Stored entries
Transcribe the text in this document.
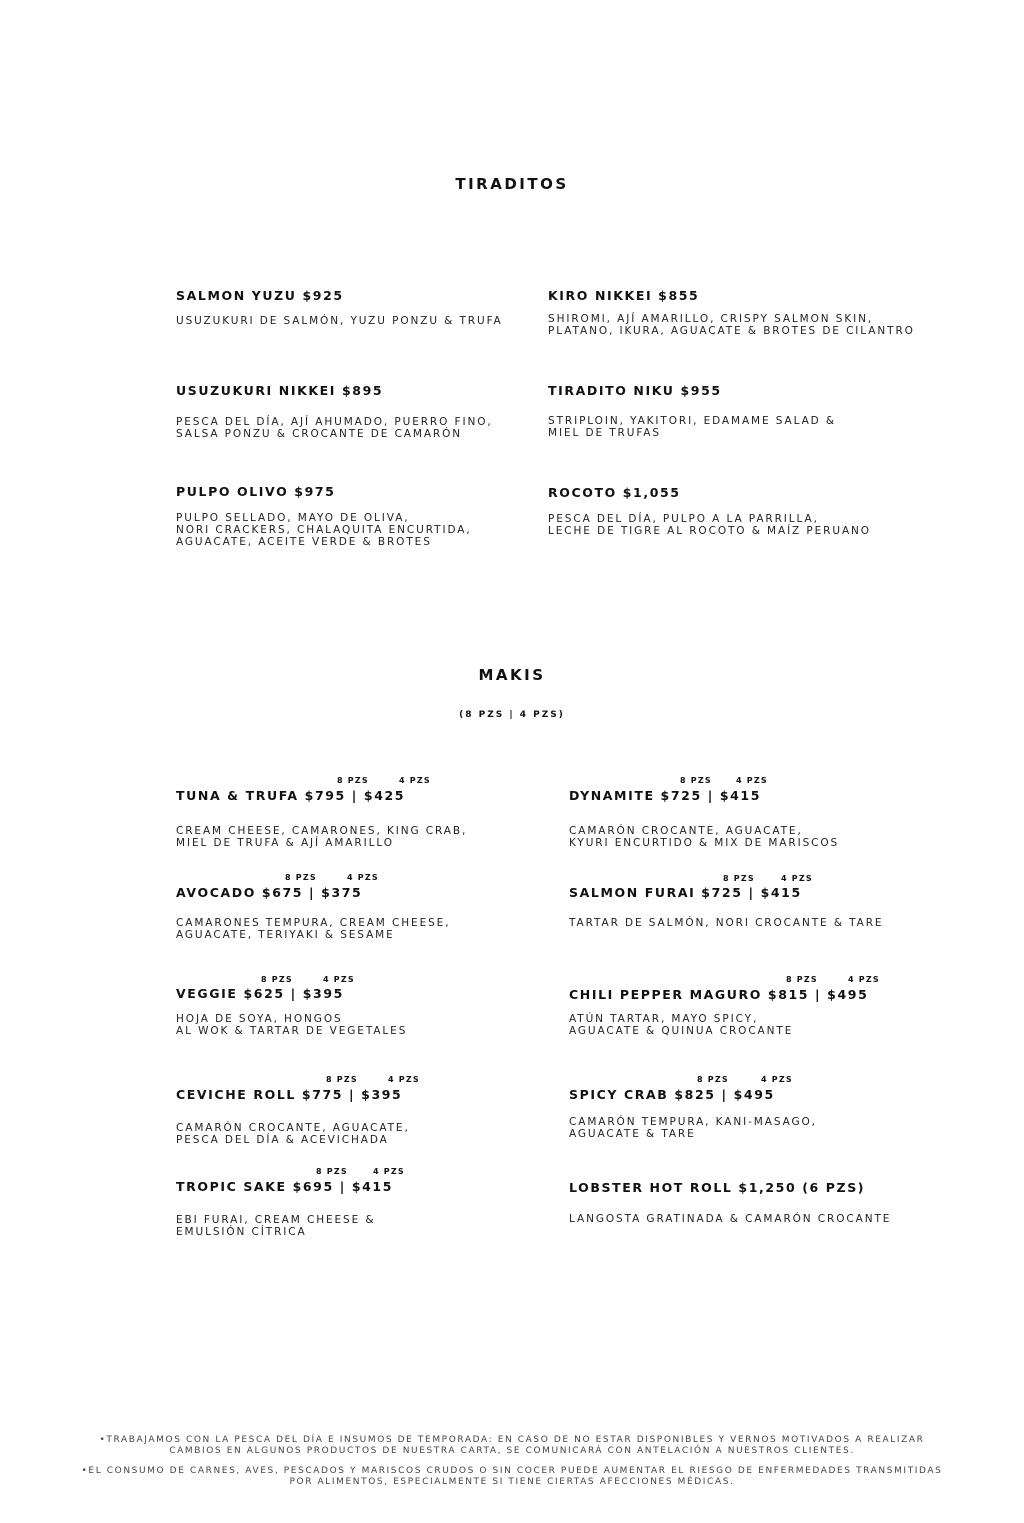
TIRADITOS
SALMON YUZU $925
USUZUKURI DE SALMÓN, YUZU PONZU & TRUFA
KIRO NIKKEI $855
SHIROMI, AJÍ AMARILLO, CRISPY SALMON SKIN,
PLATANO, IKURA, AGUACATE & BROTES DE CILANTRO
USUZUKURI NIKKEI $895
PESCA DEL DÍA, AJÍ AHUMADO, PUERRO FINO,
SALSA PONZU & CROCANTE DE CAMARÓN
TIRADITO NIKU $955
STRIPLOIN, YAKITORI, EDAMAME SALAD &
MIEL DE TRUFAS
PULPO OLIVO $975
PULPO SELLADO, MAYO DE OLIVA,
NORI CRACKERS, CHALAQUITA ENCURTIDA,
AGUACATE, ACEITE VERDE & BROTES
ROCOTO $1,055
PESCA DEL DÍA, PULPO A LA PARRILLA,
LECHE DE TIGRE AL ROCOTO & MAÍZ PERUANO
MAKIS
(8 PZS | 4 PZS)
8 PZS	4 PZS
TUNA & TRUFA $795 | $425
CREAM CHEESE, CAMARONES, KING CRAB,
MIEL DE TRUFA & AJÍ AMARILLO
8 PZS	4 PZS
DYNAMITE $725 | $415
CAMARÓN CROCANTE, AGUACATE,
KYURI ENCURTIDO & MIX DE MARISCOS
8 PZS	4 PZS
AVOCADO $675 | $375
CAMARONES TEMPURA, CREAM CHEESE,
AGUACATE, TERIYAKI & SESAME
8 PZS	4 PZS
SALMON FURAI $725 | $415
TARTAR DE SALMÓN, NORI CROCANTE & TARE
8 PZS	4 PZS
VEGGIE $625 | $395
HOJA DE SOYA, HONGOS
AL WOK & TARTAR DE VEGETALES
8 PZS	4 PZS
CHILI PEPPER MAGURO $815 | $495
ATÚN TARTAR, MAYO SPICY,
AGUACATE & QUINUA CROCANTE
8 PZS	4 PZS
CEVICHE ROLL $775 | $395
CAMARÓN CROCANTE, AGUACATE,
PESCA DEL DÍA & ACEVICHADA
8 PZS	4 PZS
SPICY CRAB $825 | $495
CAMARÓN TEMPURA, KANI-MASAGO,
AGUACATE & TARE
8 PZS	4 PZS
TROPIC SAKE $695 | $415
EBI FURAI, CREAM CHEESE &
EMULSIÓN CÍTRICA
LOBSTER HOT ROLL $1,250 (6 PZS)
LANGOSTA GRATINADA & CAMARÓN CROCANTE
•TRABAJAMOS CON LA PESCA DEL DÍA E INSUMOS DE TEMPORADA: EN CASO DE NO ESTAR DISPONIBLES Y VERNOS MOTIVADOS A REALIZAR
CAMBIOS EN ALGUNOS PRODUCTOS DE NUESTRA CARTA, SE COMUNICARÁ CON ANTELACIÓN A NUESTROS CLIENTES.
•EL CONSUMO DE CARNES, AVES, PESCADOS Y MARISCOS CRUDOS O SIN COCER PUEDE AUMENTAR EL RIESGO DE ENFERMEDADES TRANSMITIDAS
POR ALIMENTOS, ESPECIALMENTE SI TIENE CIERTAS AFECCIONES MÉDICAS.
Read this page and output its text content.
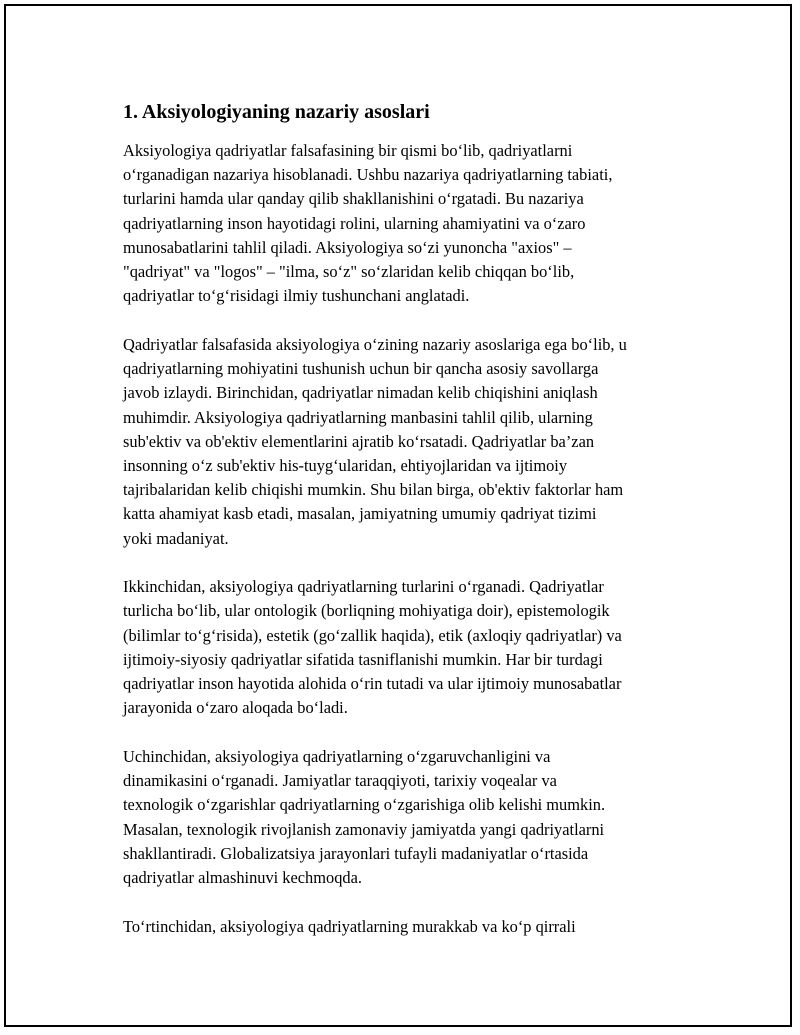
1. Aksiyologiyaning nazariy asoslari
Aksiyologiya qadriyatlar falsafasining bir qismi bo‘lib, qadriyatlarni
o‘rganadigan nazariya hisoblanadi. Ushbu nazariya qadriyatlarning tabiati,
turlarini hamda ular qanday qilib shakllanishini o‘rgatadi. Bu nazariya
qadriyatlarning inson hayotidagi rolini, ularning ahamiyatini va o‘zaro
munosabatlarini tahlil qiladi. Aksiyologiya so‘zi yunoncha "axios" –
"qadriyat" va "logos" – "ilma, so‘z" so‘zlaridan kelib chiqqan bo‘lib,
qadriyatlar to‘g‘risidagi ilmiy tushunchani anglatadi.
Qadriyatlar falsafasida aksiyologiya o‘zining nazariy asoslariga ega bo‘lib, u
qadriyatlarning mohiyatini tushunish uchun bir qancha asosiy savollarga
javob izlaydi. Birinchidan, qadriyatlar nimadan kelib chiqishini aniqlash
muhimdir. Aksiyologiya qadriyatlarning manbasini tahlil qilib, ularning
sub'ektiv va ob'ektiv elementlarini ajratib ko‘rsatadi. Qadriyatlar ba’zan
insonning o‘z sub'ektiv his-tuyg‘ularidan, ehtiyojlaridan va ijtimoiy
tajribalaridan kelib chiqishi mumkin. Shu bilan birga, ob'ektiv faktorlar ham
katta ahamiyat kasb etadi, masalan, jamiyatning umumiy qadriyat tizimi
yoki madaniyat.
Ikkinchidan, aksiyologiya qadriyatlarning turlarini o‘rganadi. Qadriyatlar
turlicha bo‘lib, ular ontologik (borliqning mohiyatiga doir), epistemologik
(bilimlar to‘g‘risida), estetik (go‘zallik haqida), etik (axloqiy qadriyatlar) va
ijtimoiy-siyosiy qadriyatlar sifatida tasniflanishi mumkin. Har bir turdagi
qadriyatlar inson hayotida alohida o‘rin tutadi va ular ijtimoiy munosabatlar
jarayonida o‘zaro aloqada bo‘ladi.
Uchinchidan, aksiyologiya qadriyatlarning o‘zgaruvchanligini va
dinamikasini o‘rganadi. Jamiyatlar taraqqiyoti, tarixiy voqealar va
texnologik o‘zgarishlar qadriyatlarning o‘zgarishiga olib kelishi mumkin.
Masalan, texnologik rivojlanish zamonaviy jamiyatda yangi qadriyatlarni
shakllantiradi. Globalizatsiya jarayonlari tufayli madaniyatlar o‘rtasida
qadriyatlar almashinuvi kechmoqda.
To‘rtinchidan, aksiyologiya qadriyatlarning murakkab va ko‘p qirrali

What you will do ::
Leaving all pictures aside, quote each record exactly.

Solved exercise ::
Transcribe the text in this document.
TIRADITOS
SALMON YUZU $925
USUZUKURI DE SALMÓN, YUZU PONZU & TRUFA
KIRO NIKKEI $855
SHIROMI, AJÍ AMARILLO, CRISPY SALMON SKIN,
PLATANO, IKURA, AGUACATE & BROTES DE CILANTRO
USUZUKURI NIKKEI $895
PESCA DEL DÍA, AJÍ AHUMADO, PUERRO FINO,
SALSA PONZU & CROCANTE DE CAMARÓN
TIRADITO NIKU $955
STRIPLOIN, YAKITORI, EDAMAME SALAD &
MIEL DE TRUFAS
PULPO OLIVO $975
PULPO SELLADO, MAYO DE OLIVA,
NORI CRACKERS, CHALAQUITA ENCURTIDA,
AGUACATE, ACEITE VERDE & BROTES
ROCOTO $1,055
PESCA DEL DÍA, PULPO A LA PARRILLA,
LECHE DE TIGRE AL ROCOTO & MAÍZ PERUANO
MAKIS
(8 PZS | 4 PZS)
8 PZS	4 PZS
TUNA & TRUFA $795 | $425
CREAM CHEESE, CAMARONES, KING CRAB,
MIEL DE TRUFA & AJÍ AMARILLO
8 PZS	4 PZS
DYNAMITE $725 | $415
CAMARÓN CROCANTE, AGUACATE,
KYURI ENCURTIDO & MIX DE MARISCOS
8 PZS	4 PZS
AVOCADO $675 | $375
CAMARONES TEMPURA, CREAM CHEESE,
AGUACATE, TERIYAKI & SESAME
8 PZS	4 PZS
SALMON FURAI $725 | $415
TARTAR DE SALMÓN, NORI CROCANTE & TARE
8 PZS	4 PZS
VEGGIE $625 | $395
HOJA DE SOYA, HONGOS
AL WOK & TARTAR DE VEGETALES
8 PZS	4 PZS
CHILI PEPPER MAGURO $815 | $495
ATÚN TARTAR, MAYO SPICY,
AGUACATE & QUINUA CROCANTE
8 PZS	4 PZS
CEVICHE ROLL $775 | $395
CAMARÓN CROCANTE, AGUACATE,
PESCA DEL DÍA & ACEVICHADA
8 PZS	4 PZS
SPICY CRAB $825 | $495
CAMARÓN TEMPURA, KANI-MASAGO,
AGUACATE & TARE
8 PZS	4 PZS
TROPIC SAKE $695 | $415
EBI FURAI, CREAM CHEESE &
EMULSIÓN CÍTRICA
LOBSTER HOT ROLL $1,250 (6 PZS)
LANGOSTA GRATINADA & CAMARÓN CROCANTE
•TRABAJAMOS CON LA PESCA DEL DÍA E INSUMOS DE TEMPORADA: EN CASO DE NO ESTAR DISPONIBLES Y VERNOS MOTIVADOS A REALIZAR
CAMBIOS EN ALGUNOS PRODUCTOS DE NUESTRA CARTA, SE COMUNICARÁ CON ANTELACIÓN A NUESTROS CLIENTES.
•EL CONSUMO DE CARNES, AVES, PESCADOS Y MARISCOS CRUDOS O SIN COCER PUEDE AUMENTAR EL RIESGO DE ENFERMEDADES TRANSMITIDAS
POR ALIMENTOS, ESPECIALMENTE SI TIENE CIERTAS AFECCIONES MÉDICAS.
Read this page and output its text content.
1. Aksiyologiyaning nazariy asoslari
Aksiyologiya qadriyatlar falsafasining bir qismi bo‘lib, qadriyatlarni
o‘rganadigan nazariya hisoblanadi. Ushbu nazariya qadriyatlarning tabiati,
turlarini hamda ular qanday qilib shakllanishini o‘rgatadi. Bu nazariya
qadriyatlarning inson hayotidagi rolini, ularning ahamiyatini va o‘zaro
munosabatlarini tahlil qiladi. Aksiyologiya so‘zi yunoncha "axios" –
"qadriyat" va "logos" – "ilma, so‘z" so‘zlaridan kelib chiqqan bo‘lib,
qadriyatlar to‘g‘risidagi ilmiy tushunchani anglatadi.
Qadriyatlar falsafasida aksiyologiya o‘zining nazariy asoslariga ega bo‘lib, u
qadriyatlarning mohiyatini tushunish uchun bir qancha asosiy savollarga
javob izlaydi. Birinchidan, qadriyatlar nimadan kelib chiqishini aniqlash
muhimdir. Aksiyologiya qadriyatlarning manbasini tahlil qilib, ularning
sub'ektiv va ob'ektiv elementlarini ajratib ko‘rsatadi. Qadriyatlar ba’zan
insonning o‘z sub'ektiv his-tuyg‘ularidan, ehtiyojlaridan va ijtimoiy
tajribalaridan kelib chiqishi mumkin. Shu bilan birga, ob'ektiv faktorlar ham
katta ahamiyat kasb etadi, masalan, jamiyatning umumiy qadriyat tizimi
yoki madaniyat.
Ikkinchidan, aksiyologiya qadriyatlarning turlarini o‘rganadi. Qadriyatlar
turlicha bo‘lib, ular ontologik (borliqning mohiyatiga doir), epistemologik
(bilimlar to‘g‘risida), estetik (go‘zallik haqida), etik (axloqiy qadriyatlar) va
ijtimoiy-siyosiy qadriyatlar sifatida tasniflanishi mumkin. Har bir turdagi
qadriyatlar inson hayotida alohida o‘rin tutadi va ular ijtimoiy munosabatlar
jarayonida o‘zaro aloqada bo‘ladi.
Uchinchidan, aksiyologiya qadriyatlarning o‘zgaruvchanligini va
dinamikasini o‘rganadi. Jamiyatlar taraqqiyoti, tarixiy voqealar va
texnologik o‘zgarishlar qadriyatlarning o‘zgarishiga olib kelishi mumkin.
Masalan, texnologik rivojlanish zamonaviy jamiyatda yangi qadriyatlarni
shakllantiradi. Globalizatsiya jarayonlari tufayli madaniyatlar o‘rtasida
qadriyatlar almashinuvi kechmoqda.
To‘rtinchidan, aksiyologiya qadriyatlarning murakkab va ko‘p qirrali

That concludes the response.